> TASK STATEMENT
Restate the complete material exactly.

------ DATASET ENTRIES ------

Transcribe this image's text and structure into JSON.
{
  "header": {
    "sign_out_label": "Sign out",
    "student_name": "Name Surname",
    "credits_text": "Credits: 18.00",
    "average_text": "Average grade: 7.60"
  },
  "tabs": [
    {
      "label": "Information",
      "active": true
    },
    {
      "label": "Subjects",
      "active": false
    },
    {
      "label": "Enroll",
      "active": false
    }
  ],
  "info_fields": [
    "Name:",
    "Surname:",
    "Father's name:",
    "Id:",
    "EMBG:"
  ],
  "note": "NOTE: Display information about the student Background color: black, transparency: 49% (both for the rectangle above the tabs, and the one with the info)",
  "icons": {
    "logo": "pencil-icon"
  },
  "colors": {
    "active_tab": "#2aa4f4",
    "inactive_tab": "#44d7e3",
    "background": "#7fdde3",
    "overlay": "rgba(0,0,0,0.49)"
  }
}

------

> PROBLEM SOLUTION
Transcribe this image's text and structure into JSON.
{
  "header": {
    "sign_out_label": "Sign out",
    "student_name": "Name Surname",
    "credits_text": "Credits: 18.00",
    "average_text": "Average grade: 7.60"
  },
  "tabs": [
    {
      "label": "Information",
      "active": true
    },
    {
      "label": "Subjects",
      "active": false
    },
    {
      "label": "Enroll",
      "active": false
    }
  ],
  "info_fields": [
    "Name:",
    "Surname:",
    "Father's name:",
    "Id:",
    "EMBG:"
  ],
  "note": "NOTE: Display information about the student Background color: black, transparency: 49% (both for the rectangle above the tabs, and the one with the info)",
  "icons": {
    "logo": "pencil-icon"
  },
  "colors": {
    "active_tab": "#2aa4f4",
    "inactive_tab": "#44d7e3",
    "background": "#7fdde3",
    "overlay": "rgba(0,0,0,0.49)"
  }
}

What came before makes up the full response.